#### Text extract
We see, in the second reading, the events that surrounded the birth of John the Baptist. We hear about the fact that his parents were going to call him John instead of Zechariah, we hear that the people celebrated because God had shown His mercy to Elizabeth. The name John, "Joannem" in Hebrew, means "God is gracious." God had extended His grace and mercy to Elizabeth. In this child, the grace of God was going to be seen in an extraordinary way. Indeed, because it was John who inaugurated the baptism of repentance for the forgiveness of sin; so that grace could once again be flowing in the lives of the people; so that he could set up the stage for Jesus to be able to come into the world. When the people asked him, "Who are you?" - he would say, "Who you suppose me to be, I am not."

But the question is "Who was he?" That was the question people asked from the moment of his birth. "What will this child be?" Yet we see it foreshadowed in his own father. Remember that Zechariah did not believe the angel Gabriel when he came to announce John's birth to Zechariah when he was offering incense to God at the altar of sacrifice. Because he did not believe, the angel announced to Zechariah that Zechariah would have no voice until the moment the child would be born. At the very moment the child was to be circumcised, Zechariah finally made an act of faith and wrote: "His name is John." Then his tongue was loosed and he spoke, this was a foreshadowing of what the child would be.

In one of his homilies, Saint Augustine talked about the difference between John the Baptist and Jesus. The people thought that, maybe, he was the Messiah. But John himself said, "I am the voice of one crying out in the desert." What we hear in the readings today is the exact same thing. "He is the voice, but Jesus is the Word," Saint Augustine says. The voice speaks the Word. At the moment that Saint John the Baptist was beheaded, the voice went silent but the Word remained.

It is just like any of us, if you consider it. When we have a conversation, a person may say something that gets etched into your memory and the word remains with you, but the voice is silent. When you replay the conversation in your mind, you do not hear the voice of the individual, but you can replay the words. So, John's voice went silent.

#### Raw data
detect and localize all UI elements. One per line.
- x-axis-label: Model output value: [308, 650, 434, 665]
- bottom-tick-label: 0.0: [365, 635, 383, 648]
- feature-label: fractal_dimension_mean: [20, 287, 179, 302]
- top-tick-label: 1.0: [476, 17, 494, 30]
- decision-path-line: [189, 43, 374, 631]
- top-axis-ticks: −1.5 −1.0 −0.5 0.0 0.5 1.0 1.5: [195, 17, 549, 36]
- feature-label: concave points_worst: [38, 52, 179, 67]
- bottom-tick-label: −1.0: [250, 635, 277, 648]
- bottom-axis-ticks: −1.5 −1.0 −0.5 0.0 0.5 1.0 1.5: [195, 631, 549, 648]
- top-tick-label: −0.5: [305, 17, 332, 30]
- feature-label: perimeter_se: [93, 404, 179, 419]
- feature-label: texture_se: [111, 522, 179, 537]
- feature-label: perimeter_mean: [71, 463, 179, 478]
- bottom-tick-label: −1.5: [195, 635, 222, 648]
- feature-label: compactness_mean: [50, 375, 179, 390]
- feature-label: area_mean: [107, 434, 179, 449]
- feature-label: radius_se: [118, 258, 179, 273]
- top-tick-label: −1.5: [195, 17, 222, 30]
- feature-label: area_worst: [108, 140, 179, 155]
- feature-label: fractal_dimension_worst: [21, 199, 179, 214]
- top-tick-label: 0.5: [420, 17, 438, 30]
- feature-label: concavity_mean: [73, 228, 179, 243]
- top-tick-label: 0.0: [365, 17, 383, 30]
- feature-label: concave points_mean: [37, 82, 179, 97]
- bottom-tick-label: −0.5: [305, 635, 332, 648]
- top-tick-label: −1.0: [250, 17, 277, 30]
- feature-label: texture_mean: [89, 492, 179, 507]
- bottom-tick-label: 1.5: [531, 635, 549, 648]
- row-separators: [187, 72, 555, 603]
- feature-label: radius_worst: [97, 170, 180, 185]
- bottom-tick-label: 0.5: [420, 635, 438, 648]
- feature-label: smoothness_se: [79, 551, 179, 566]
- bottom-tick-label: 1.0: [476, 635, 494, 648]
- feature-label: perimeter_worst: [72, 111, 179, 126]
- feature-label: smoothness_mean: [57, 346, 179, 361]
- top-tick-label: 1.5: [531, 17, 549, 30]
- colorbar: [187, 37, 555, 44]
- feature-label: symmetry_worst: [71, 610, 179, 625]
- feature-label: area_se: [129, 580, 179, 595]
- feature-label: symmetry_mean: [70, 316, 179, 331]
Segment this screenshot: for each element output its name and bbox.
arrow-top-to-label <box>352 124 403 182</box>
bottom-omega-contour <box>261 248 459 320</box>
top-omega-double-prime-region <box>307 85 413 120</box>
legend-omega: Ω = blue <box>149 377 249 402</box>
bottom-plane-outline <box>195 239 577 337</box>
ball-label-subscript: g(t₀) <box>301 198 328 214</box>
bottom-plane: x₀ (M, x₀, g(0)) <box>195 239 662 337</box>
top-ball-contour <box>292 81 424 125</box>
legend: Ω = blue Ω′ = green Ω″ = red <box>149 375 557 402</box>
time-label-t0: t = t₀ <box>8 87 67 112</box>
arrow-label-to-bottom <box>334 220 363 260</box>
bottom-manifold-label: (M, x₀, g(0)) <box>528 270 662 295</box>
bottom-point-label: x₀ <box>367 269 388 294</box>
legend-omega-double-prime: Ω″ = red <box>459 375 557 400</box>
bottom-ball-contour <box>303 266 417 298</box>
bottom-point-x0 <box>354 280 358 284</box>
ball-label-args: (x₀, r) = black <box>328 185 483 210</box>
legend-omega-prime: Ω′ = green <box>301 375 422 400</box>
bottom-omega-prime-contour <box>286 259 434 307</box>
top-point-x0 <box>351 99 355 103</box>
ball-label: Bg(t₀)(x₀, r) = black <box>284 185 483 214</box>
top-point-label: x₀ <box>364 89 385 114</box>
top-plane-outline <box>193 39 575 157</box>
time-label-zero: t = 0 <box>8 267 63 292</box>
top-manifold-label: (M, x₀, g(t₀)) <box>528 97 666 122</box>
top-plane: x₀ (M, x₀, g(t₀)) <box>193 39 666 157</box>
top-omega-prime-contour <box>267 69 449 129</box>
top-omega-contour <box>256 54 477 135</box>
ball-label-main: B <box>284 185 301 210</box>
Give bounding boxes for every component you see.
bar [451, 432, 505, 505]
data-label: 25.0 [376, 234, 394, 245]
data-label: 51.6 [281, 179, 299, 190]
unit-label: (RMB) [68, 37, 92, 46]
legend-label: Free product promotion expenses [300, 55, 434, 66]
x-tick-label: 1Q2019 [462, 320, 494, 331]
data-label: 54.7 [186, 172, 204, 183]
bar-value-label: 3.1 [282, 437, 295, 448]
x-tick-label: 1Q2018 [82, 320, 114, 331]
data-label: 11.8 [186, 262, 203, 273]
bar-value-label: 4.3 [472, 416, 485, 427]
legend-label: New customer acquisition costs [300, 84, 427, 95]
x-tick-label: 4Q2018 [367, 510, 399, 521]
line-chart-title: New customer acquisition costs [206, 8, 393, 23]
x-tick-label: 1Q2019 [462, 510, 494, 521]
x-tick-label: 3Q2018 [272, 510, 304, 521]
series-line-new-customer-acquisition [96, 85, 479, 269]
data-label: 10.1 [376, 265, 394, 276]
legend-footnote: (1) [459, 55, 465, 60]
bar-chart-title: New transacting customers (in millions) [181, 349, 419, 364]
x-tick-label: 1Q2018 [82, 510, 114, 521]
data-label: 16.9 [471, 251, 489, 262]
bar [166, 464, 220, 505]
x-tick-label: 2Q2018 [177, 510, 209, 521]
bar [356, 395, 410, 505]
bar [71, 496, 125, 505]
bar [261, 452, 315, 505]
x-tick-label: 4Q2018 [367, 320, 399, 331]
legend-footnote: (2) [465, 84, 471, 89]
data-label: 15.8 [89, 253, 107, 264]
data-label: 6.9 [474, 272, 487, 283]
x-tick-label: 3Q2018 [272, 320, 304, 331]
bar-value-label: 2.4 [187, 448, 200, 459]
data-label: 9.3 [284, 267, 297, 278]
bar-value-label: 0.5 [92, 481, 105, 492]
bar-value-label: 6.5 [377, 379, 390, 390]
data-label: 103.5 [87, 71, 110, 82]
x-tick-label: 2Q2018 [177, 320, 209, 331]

#### Set task A
Update the homily on John the Baptist, starting at the words "In one of his" and stopping after "the Word remained.", with "homilies" changed to "sermons".
#### Set task B
In the homily on John the Baptist, what does the name John mean?
#### Set task C
Carry on the homily on John the Baptist from its last sentence.

#### Answer A
In one of his sermons, Saint Augustine talked about the difference between John the Baptist and Jesus. The people thought that, maybe, he was the Messiah. But John himself said, "I am the voice of one crying out in the desert." What we hear in the readings today is the exact same thing. "He is the voice, but Jesus is the Word," Saint Augustine says. The voice speaks the Word. At the moment that Saint John the Baptist was beheaded, the voice went silent but the Word remained.

#### Answer B
"God is gracious."

#### Answer C
And it was not just John's voice, it was The Voice that went silent. The Word remained. The Word had been etched into the hearts and minds of the people. The Word is eternal. The Word was spoken by God and the Word was reiterated by John. And that Word has been spoken by the saints and prophets throughout history. That Word continues to be preached by the Church. The Word remains, but the voice is only temporary. Whether it is the voice of Saint John the Baptist, the voice of the various saints, the voice of a priest or a preacher preaching today, or your voice when you talk to another person about Jesus, the voice is temporary but the Word remains. So John's voice was there only for a time. It was there to prepare the hearts of the people, to prepare the way for the Lord. We need to listen, not for his voice, but for the Word that he spoke. The Word is Jesus Christ. The Word must remain in our hearts and in our minds. The Word must be at the very center of our lives.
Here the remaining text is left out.